(Records)
— Begin —
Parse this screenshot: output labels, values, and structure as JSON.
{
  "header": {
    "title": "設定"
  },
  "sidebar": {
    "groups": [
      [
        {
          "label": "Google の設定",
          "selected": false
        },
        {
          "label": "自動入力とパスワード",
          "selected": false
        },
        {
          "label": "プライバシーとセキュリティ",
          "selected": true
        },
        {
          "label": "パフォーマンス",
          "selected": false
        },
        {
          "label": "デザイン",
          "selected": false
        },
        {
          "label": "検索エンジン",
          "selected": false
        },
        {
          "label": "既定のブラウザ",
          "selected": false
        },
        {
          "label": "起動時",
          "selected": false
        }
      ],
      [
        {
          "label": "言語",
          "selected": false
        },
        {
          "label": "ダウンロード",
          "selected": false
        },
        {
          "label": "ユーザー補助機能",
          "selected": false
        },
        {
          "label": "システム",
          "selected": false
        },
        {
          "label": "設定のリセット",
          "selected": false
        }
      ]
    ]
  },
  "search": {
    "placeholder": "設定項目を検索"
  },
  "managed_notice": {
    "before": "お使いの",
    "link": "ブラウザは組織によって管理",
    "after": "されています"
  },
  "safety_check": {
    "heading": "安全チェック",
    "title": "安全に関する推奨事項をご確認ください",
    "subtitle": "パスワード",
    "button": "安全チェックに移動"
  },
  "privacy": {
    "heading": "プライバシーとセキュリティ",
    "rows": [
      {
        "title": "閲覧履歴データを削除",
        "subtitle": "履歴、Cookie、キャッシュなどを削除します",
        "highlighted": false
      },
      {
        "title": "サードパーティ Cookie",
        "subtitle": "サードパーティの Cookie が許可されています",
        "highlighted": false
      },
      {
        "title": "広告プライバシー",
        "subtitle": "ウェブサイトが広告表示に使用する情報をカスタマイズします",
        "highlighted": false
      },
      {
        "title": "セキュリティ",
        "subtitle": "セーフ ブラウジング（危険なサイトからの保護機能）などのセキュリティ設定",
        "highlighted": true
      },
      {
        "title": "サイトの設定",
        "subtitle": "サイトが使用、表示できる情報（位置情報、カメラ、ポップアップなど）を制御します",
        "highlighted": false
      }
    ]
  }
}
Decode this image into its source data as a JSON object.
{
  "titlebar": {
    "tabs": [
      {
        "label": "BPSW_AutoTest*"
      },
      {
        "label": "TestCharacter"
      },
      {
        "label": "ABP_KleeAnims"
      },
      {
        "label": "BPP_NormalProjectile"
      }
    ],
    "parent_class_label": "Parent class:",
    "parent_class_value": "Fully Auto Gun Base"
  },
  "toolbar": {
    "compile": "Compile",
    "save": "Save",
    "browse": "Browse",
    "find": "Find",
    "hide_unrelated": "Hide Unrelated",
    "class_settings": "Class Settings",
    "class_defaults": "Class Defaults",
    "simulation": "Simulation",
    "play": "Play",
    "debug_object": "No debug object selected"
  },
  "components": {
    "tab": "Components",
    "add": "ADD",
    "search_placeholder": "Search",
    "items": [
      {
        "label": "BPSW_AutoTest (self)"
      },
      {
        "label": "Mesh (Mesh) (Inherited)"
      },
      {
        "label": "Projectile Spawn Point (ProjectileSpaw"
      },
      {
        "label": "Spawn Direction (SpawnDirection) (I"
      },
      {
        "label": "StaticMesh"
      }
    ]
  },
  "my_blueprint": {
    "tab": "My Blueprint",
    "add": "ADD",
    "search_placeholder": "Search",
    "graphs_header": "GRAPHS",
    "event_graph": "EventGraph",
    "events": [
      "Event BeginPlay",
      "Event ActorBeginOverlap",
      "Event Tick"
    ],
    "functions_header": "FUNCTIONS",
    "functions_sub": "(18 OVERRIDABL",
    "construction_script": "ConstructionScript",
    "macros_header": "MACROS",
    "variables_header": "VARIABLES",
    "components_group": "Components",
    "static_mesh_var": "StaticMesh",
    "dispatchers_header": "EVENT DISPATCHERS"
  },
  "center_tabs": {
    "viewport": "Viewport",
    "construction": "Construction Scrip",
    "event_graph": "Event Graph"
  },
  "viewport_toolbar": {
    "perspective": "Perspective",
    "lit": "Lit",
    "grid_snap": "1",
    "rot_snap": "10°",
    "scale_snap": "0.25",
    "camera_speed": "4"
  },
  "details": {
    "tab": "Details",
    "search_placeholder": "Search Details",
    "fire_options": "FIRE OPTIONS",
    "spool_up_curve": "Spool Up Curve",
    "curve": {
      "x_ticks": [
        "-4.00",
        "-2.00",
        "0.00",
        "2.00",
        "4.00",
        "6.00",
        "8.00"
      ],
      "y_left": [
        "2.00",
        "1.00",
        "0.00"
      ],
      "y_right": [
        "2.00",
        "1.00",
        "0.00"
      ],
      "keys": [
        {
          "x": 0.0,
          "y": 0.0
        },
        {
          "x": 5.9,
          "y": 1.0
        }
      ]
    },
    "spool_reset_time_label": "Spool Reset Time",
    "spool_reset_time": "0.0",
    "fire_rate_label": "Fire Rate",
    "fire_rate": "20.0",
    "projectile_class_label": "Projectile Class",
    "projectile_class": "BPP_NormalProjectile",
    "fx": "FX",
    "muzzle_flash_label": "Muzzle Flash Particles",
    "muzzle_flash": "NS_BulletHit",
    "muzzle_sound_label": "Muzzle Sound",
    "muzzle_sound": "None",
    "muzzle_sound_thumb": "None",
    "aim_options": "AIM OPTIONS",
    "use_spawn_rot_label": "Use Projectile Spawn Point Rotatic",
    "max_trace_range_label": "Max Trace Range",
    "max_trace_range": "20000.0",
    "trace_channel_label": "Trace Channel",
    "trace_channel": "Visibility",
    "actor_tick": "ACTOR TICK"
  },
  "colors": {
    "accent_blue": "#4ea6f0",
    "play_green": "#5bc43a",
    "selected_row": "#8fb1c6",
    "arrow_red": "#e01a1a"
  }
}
— End —
# BRIEF
Write out all records exactly, keeping every detail.

# FULL OUTPUT
Parse this screenshot: output labels, values, and structure as JSON.
{
  "header": {
    "title": "設定"
  },
  "sidebar": {
    "groups": [
      [
        {
          "label": "Google の設定",
          "selected": false
        },
        {
          "label": "自動入力とパスワード",
          "selected": false
        },
        {
          "label": "プライバシーとセキュリティ",
          "selected": true
        },
        {
          "label": "パフォーマンス",
          "selected": false
        },
        {
          "label": "デザイン",
          "selected": false
        },
        {
          "label": "検索エンジン",
          "selected": false
        },
        {
          "label": "既定のブラウザ",
          "selected": false
        },
        {
          "label": "起動時",
          "selected": false
        }
      ],
      [
        {
          "label": "言語",
          "selected": false
        },
        {
          "label": "ダウンロード",
          "selected": false
        },
        {
          "label": "ユーザー補助機能",
          "selected": false
        },
        {
          "label": "システム",
          "selected": false
        },
        {
          "label": "設定のリセット",
          "selected": false
        }
      ]
    ]
  },
  "search": {
    "placeholder": "設定項目を検索"
  },
  "managed_notice": {
    "before": "お使いの",
    "link": "ブラウザは組織によって管理",
    "after": "されています"
  },
  "safety_check": {
    "heading": "安全チェック",
    "title": "安全に関する推奨事項をご確認ください",
    "subtitle": "パスワード",
    "button": "安全チェックに移動"
  },
  "privacy": {
    "heading": "プライバシーとセキュリティ",
    "rows": [
      {
        "title": "閲覧履歴データを削除",
        "subtitle": "履歴、Cookie、キャッシュなどを削除します",
        "highlighted": false
      },
      {
        "title": "サードパーティ Cookie",
        "subtitle": "サードパーティの Cookie が許可されています",
        "highlighted": false
      },
      {
        "title": "広告プライバシー",
        "subtitle": "ウェブサイトが広告表示に使用する情報をカスタマイズします",
        "highlighted": false
      },
      {
        "title": "セキュリティ",
        "subtitle": "セーフ ブラウジング（危険なサイトからの保護機能）などのセキュリティ設定",
        "highlighted": true
      },
      {
        "title": "サイトの設定",
        "subtitle": "サイトが使用、表示できる情報（位置情報、カメラ、ポップアップなど）を制御します",
        "highlighted": false
      }
    ]
  }
}
Decode this image into its source data as a JSON object.
{
  "titlebar": {
    "tabs": [
      {
        "label": "BPSW_AutoTest*"
      },
      {
        "label": "TestCharacter"
      },
      {
        "label": "ABP_KleeAnims"
      },
      {
        "label": "BPP_NormalProjectile"
      }
    ],
    "parent_class_label": "Parent class:",
    "parent_class_value": "Fully Auto Gun Base"
  },
  "toolbar": {
    "compile": "Compile",
    "save": "Save",
    "browse": "Browse",
    "find": "Find",
    "hide_unrelated": "Hide Unrelated",
    "class_settings": "Class Settings",
    "class_defaults": "Class Defaults",
    "simulation": "Simulation",
    "play": "Play",
    "debug_object": "No debug object selected"
  },
  "components": {
    "tab": "Components",
    "add": "ADD",
    "search_placeholder": "Search",
    "items": [
      {
        "label": "BPSW_AutoTest (self)"
      },
      {
        "label": "Mesh (Mesh) (Inherited)"
      },
      {
        "label": "Projectile Spawn Point (ProjectileSpaw"
      },
      {
        "label": "Spawn Direction (SpawnDirection) (I"
      },
      {
        "label": "StaticMesh"
      }
    ]
  },
  "my_blueprint": {
    "tab": "My Blueprint",
    "add": "ADD",
    "search_placeholder": "Search",
    "graphs_header": "GRAPHS",
    "event_graph": "EventGraph",
    "events": [
      "Event BeginPlay",
      "Event ActorBeginOverlap",
      "Event Tick"
    ],
    "functions_header": "FUNCTIONS",
    "functions_sub": "(18 OVERRIDABL",
    "construction_script": "ConstructionScript",
    "macros_header": "MACROS",
    "variables_header": "VARIABLES",
    "components_group": "Components",
    "static_mesh_var": "StaticMesh",
    "dispatchers_header": "EVENT DISPATCHERS"
  },
  "center_tabs": {
    "viewport": "Viewport",
    "construction": "Construction Scrip",
    "event_graph": "Event Graph"
  },
  "viewport_toolbar": {
    "perspective": "Perspective",
    "lit": "Lit",
    "grid_snap": "1",
    "rot_snap": "10°",
    "scale_snap": "0.25",
    "camera_speed": "4"
  },
  "details": {
    "tab": "Details",
    "search_placeholder": "Search Details",
    "fire_options": "FIRE OPTIONS",
    "spool_up_curve": "Spool Up Curve",
    "curve": {
      "x_ticks": [
        "-4.00",
        "-2.00",
        "0.00",
        "2.00",
        "4.00",
        "6.00",
        "8.00"
      ],
      "y_left": [
        "2.00",
        "1.00",
        "0.00"
      ],
      "y_right": [
        "2.00",
        "1.00",
        "0.00"
      ],
      "keys": [
        {
          "x": 0.0,
          "y": 0.0
        },
        {
          "x": 5.9,
          "y": 1.0
        }
      ]
    },
    "spool_reset_time_label": "Spool Reset Time",
    "spool_reset_time": "0.0",
    "fire_rate_label": "Fire Rate",
    "fire_rate": "20.0",
    "projectile_class_label": "Projectile Class",
    "projectile_class": "BPP_NormalProjectile",
    "fx": "FX",
    "muzzle_flash_label": "Muzzle Flash Particles",
    "muzzle_flash": "NS_BulletHit",
    "muzzle_sound_label": "Muzzle Sound",
    "muzzle_sound": "None",
    "muzzle_sound_thumb": "None",
    "aim_options": "AIM OPTIONS",
    "use_spawn_rot_label": "Use Projectile Spawn Point Rotatic",
    "max_trace_range_label": "Max Trace Range",
    "max_trace_range": "20000.0",
    "trace_channel_label": "Trace Channel",
    "trace_channel": "Visibility",
    "actor_tick": "ACTOR TICK"
  },
  "colors": {
    "accent_blue": "#4ea6f0",
    "play_green": "#5bc43a",
    "selected_row": "#8fb1c6",
    "arrow_red": "#e01a1a"
  }
}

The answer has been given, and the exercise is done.